Aim of the exercise
Transcribe the data that follows precisely, omitting nothing.

>> start Data provided

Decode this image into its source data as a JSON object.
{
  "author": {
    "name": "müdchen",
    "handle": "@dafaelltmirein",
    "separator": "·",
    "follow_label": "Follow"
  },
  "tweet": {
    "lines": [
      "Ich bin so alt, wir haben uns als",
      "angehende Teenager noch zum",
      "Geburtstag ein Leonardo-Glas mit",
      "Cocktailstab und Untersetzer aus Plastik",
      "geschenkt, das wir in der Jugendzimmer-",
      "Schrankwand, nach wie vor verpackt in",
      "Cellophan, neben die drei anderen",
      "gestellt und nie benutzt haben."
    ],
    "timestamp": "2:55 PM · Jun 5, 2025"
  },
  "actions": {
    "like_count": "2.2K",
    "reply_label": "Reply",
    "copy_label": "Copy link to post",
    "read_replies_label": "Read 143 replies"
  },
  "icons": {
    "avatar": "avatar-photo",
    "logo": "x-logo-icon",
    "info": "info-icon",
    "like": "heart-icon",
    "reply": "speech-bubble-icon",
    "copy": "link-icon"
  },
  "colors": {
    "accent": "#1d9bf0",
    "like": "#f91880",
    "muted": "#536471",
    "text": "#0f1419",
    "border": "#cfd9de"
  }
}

>> end Data provided

Correct answer
Decode this image into its source data as a JSON object.
{
  "author": {
    "name": "müdchen",
    "handle": "@dafaelltmirein",
    "separator": "·",
    "follow_label": "Follow"
  },
  "tweet": {
    "lines": [
      "Ich bin so alt, wir haben uns als",
      "angehende Teenager noch zum",
      "Geburtstag ein Leonardo-Glas mit",
      "Cocktailstab und Untersetzer aus Plastik",
      "geschenkt, das wir in der Jugendzimmer-",
      "Schrankwand, nach wie vor verpackt in",
      "Cellophan, neben die drei anderen",
      "gestellt und nie benutzt haben."
    ],
    "timestamp": "2:55 PM · Jun 5, 2025"
  },
  "actions": {
    "like_count": "2.2K",
    "reply_label": "Reply",
    "copy_label": "Copy link to post",
    "read_replies_label": "Read 143 replies"
  },
  "icons": {
    "avatar": "avatar-photo",
    "logo": "x-logo-icon",
    "info": "info-icon",
    "like": "heart-icon",
    "reply": "speech-bubble-icon",
    "copy": "link-icon"
  },
  "colors": {
    "accent": "#1d9bf0",
    "like": "#f91880",
    "muted": "#536471",
    "text": "#0f1419",
    "border": "#cfd9de"
  }
}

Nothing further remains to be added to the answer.